> _Instructions to follow_
Only the pictures stay out; every record is to be quoted exactly.

══ Records ══

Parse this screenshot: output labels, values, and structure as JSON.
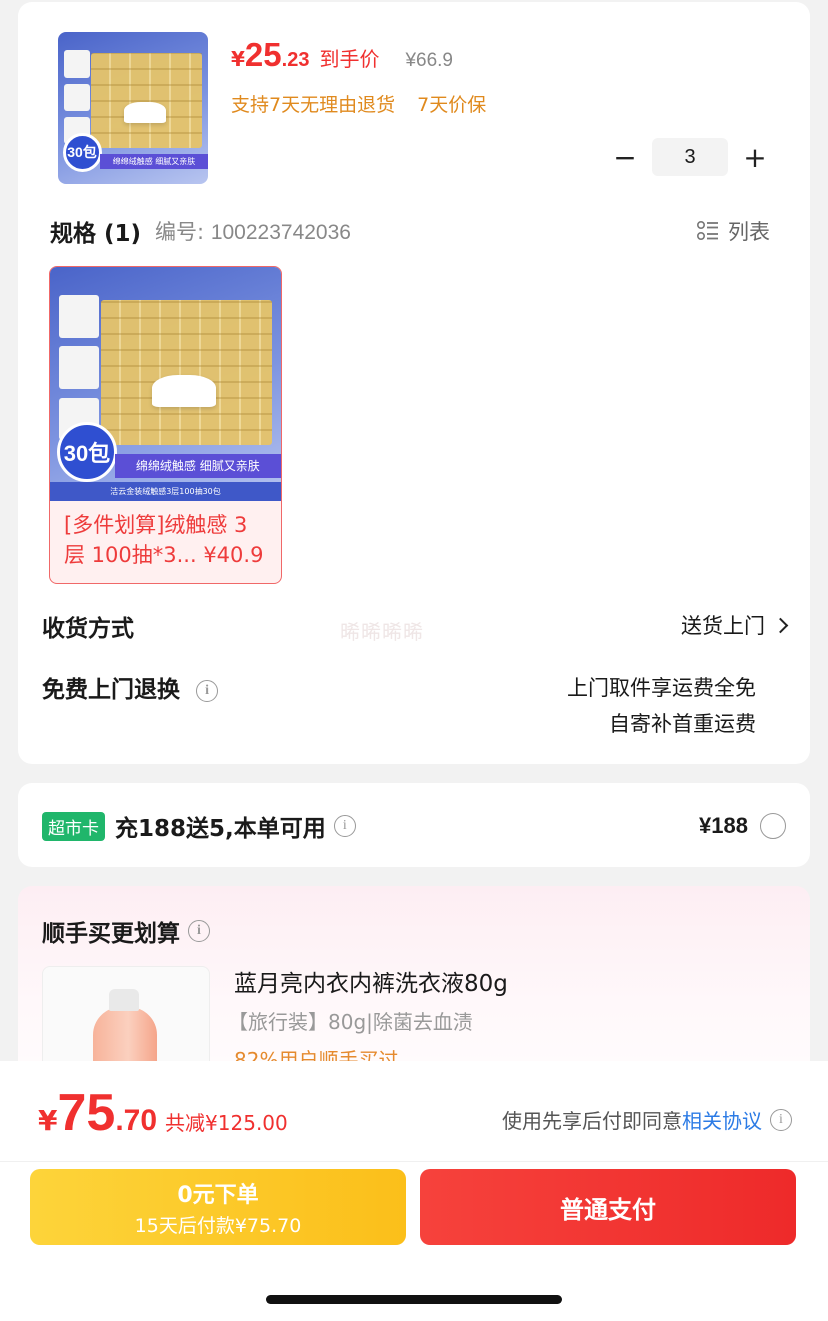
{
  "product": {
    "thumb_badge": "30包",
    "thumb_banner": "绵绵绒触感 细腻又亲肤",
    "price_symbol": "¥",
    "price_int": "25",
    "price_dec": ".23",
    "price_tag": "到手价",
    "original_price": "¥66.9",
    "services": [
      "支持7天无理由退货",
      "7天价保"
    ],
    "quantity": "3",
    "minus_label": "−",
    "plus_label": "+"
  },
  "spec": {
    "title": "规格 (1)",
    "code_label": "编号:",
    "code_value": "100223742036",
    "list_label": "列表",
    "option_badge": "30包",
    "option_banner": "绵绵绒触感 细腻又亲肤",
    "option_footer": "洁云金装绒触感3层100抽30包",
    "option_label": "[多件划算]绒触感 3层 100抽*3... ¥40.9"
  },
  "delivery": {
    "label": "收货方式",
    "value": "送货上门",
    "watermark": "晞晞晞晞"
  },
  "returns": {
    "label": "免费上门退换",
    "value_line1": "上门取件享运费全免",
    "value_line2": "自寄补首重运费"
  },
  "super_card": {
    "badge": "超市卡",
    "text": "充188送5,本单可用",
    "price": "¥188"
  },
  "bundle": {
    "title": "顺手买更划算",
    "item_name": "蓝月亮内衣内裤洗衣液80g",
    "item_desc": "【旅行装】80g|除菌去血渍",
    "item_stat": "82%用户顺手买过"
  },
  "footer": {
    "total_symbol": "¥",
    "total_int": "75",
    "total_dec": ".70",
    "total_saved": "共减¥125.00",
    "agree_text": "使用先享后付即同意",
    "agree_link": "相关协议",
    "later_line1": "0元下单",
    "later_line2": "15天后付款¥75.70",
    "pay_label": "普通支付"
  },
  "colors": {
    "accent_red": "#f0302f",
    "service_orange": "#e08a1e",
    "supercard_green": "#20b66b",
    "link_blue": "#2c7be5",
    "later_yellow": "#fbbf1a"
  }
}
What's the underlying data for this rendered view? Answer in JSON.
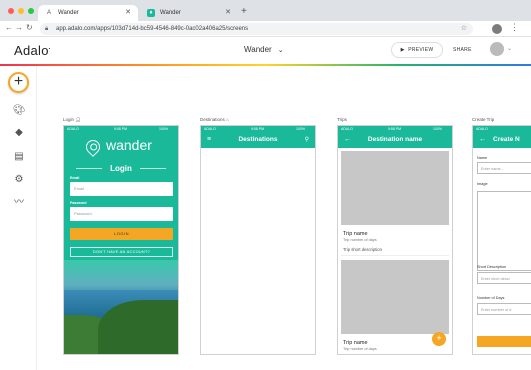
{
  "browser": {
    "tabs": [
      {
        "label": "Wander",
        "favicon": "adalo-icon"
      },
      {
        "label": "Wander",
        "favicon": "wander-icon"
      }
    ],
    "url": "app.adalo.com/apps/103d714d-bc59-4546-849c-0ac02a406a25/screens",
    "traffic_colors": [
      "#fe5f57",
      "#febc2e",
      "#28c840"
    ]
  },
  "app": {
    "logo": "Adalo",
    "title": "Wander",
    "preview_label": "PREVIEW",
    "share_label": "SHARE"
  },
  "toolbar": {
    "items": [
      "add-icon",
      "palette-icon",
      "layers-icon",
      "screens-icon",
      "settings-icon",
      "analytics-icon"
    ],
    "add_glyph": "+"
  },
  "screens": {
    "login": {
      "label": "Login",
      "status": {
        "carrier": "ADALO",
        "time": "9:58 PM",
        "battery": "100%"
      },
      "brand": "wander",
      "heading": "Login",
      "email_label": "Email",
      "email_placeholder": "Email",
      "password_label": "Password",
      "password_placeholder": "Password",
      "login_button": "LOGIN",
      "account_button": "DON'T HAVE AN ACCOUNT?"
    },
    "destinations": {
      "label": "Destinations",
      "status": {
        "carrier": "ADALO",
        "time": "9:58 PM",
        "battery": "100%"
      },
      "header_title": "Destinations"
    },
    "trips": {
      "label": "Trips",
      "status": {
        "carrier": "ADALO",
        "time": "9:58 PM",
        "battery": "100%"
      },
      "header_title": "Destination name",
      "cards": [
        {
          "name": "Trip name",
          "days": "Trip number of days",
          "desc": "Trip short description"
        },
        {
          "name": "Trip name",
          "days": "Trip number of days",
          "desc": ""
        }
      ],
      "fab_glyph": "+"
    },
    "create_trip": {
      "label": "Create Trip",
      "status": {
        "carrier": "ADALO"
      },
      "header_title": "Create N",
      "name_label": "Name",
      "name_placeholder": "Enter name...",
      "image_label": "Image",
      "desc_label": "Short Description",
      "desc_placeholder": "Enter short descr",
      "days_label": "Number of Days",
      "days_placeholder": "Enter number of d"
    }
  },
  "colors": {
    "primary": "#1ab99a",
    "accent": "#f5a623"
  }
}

═══

> _Complete response_
Parse this screenshot: output labels, values, and structure as JSON.
{
  "product": {
    "thumb_badge": "30包",
    "thumb_banner": "绵绵绒触感 细腻又亲肤",
    "price_symbol": "¥",
    "price_int": "25",
    "price_dec": ".23",
    "price_tag": "到手价",
    "original_price": "¥66.9",
    "services": [
      "支持7天无理由退货",
      "7天价保"
    ],
    "quantity": "3",
    "minus_label": "−",
    "plus_label": "+"
  },
  "spec": {
    "title": "规格 (1)",
    "code_label": "编号:",
    "code_value": "100223742036",
    "list_label": "列表",
    "option_badge": "30包",
    "option_banner": "绵绵绒触感 细腻又亲肤",
    "option_footer": "洁云金装绒触感3层100抽30包",
    "option_label": "[多件划算]绒触感 3层 100抽*3... ¥40.9"
  },
  "delivery": {
    "label": "收货方式",
    "value": "送货上门",
    "watermark": "晞晞晞晞"
  },
  "returns": {
    "label": "免费上门退换",
    "value_line1": "上门取件享运费全免",
    "value_line2": "自寄补首重运费"
  },
  "super_card": {
    "badge": "超市卡",
    "text": "充188送5,本单可用",
    "price": "¥188"
  },
  "bundle": {
    "title": "顺手买更划算",
    "item_name": "蓝月亮内衣内裤洗衣液80g",
    "item_desc": "【旅行装】80g|除菌去血渍",
    "item_stat": "82%用户顺手买过"
  },
  "footer": {
    "total_symbol": "¥",
    "total_int": "75",
    "total_dec": ".70",
    "total_saved": "共减¥125.00",
    "agree_text": "使用先享后付即同意",
    "agree_link": "相关协议",
    "later_line1": "0元下单",
    "later_line2": "15天后付款¥75.70",
    "pay_label": "普通支付"
  },
  "colors": {
    "accent_red": "#f0302f",
    "service_orange": "#e08a1e",
    "supercard_green": "#20b66b",
    "link_blue": "#2c7be5",
    "later_yellow": "#fbbf1a"
  }
}
What's the underlying data for this rendered view? Answer in JSON.
{
  "browser": {
    "tabs": [
      {
        "label": "Wander",
        "favicon": "adalo-icon"
      },
      {
        "label": "Wander",
        "favicon": "wander-icon"
      }
    ],
    "url": "app.adalo.com/apps/103d714d-bc59-4546-849c-0ac02a406a25/screens",
    "traffic_colors": [
      "#fe5f57",
      "#febc2e",
      "#28c840"
    ]
  },
  "app": {
    "logo": "Adalo",
    "title": "Wander",
    "preview_label": "PREVIEW",
    "share_label": "SHARE"
  },
  "toolbar": {
    "items": [
      "add-icon",
      "palette-icon",
      "layers-icon",
      "screens-icon",
      "settings-icon",
      "analytics-icon"
    ],
    "add_glyph": "+"
  },
  "screens": {
    "login": {
      "label": "Login",
      "status": {
        "carrier": "ADALO",
        "time": "9:58 PM",
        "battery": "100%"
      },
      "brand": "wander",
      "heading": "Login",
      "email_label": "Email",
      "email_placeholder": "Email",
      "password_label": "Password",
      "password_placeholder": "Password",
      "login_button": "LOGIN",
      "account_button": "DON'T HAVE AN ACCOUNT?"
    },
    "destinations": {
      "label": "Destinations",
      "status": {
        "carrier": "ADALO",
        "time": "9:58 PM",
        "battery": "100%"
      },
      "header_title": "Destinations"
    },
    "trips": {
      "label": "Trips",
      "status": {
        "carrier": "ADALO",
        "time": "9:58 PM",
        "battery": "100%"
      },
      "header_title": "Destination name",
      "cards": [
        {
          "name": "Trip name",
          "days": "Trip number of days",
          "desc": "Trip short description"
        },
        {
          "name": "Trip name",
          "days": "Trip number of days",
          "desc": ""
        }
      ],
      "fab_glyph": "+"
    },
    "create_trip": {
      "label": "Create Trip",
      "status": {
        "carrier": "ADALO"
      },
      "header_title": "Create N",
      "name_label": "Name",
      "name_placeholder": "Enter name...",
      "image_label": "Image",
      "desc_label": "Short Description",
      "desc_placeholder": "Enter short descr",
      "days_label": "Number of Days",
      "days_placeholder": "Enter number of d"
    }
  },
  "colors": {
    "primary": "#1ab99a",
    "accent": "#f5a623"
  }
}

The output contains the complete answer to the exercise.